* START Exercise input *

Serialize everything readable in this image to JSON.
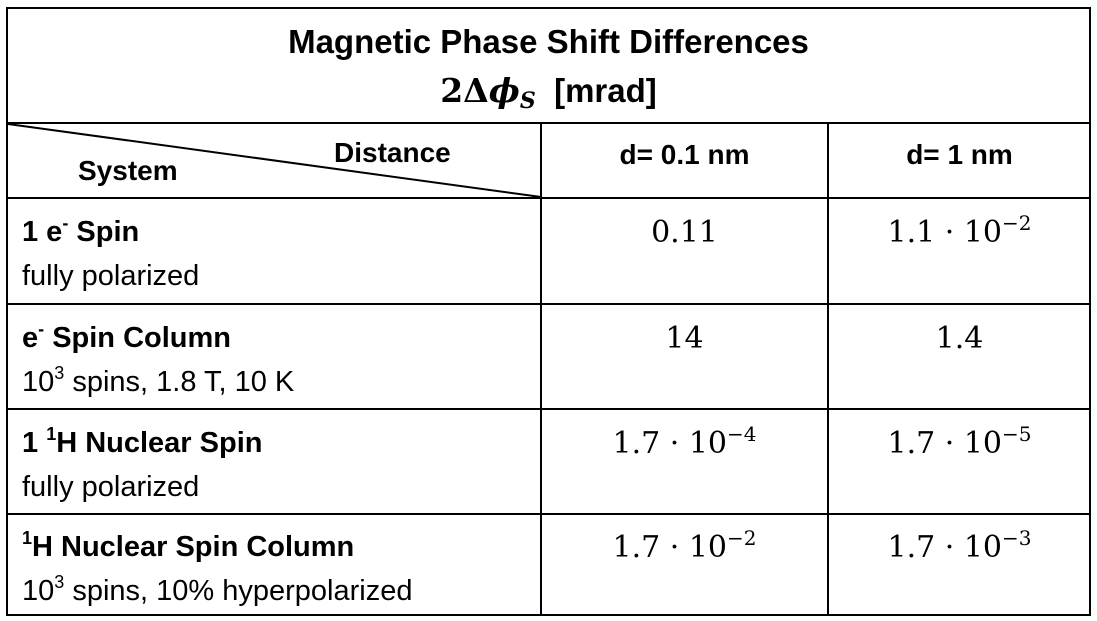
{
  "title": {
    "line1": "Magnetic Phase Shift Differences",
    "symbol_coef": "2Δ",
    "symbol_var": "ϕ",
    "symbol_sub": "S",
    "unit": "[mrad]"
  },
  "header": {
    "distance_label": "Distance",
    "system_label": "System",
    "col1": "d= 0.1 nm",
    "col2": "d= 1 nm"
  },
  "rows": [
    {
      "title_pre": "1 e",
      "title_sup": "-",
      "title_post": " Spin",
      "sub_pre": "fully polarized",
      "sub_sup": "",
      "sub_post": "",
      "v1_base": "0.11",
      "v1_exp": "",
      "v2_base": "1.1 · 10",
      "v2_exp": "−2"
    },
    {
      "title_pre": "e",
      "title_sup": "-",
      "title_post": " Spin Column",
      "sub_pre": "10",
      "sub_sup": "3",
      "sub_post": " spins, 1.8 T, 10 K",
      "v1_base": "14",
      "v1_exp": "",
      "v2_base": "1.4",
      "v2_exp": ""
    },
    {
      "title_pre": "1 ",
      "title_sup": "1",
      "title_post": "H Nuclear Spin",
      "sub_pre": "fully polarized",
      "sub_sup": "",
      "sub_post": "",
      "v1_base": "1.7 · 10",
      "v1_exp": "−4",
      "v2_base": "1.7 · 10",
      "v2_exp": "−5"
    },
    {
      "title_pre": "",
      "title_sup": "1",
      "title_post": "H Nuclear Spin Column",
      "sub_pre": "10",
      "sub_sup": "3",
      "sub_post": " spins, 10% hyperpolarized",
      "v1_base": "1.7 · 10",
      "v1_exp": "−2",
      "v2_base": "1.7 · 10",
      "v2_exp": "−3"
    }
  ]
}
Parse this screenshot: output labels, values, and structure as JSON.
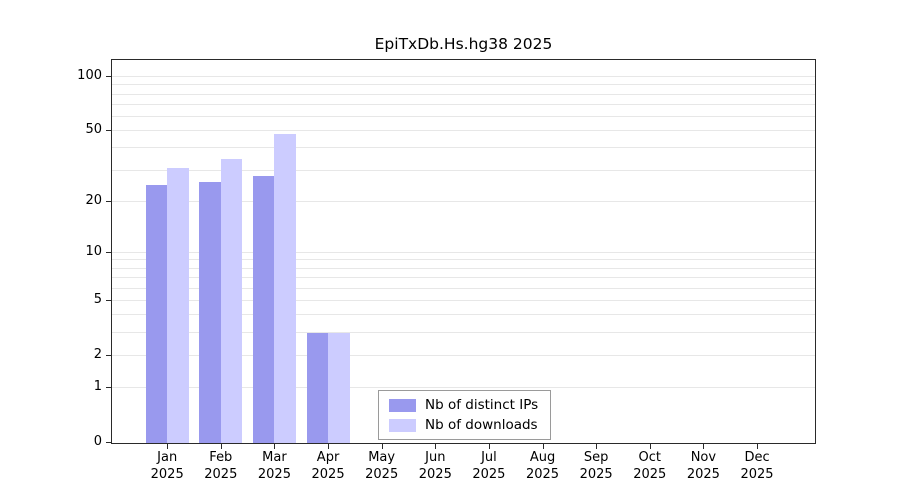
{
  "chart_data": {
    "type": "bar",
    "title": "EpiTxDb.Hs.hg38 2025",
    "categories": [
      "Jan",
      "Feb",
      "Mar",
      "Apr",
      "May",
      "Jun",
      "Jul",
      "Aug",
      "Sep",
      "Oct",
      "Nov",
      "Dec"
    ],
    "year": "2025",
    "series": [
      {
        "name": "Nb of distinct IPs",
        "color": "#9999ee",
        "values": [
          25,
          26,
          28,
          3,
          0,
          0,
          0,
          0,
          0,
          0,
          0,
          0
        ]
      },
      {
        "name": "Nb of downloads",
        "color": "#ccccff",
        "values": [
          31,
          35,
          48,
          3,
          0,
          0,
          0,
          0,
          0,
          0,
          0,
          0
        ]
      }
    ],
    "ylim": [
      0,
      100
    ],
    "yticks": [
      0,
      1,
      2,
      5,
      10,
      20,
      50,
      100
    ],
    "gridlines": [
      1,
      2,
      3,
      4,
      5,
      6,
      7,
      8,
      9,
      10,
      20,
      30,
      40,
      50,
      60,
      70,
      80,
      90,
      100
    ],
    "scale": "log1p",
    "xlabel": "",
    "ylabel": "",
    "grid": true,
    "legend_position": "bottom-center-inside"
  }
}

* END Exercise input *

Using the data above, say how many lines include "JSON". No other reply is needed.

2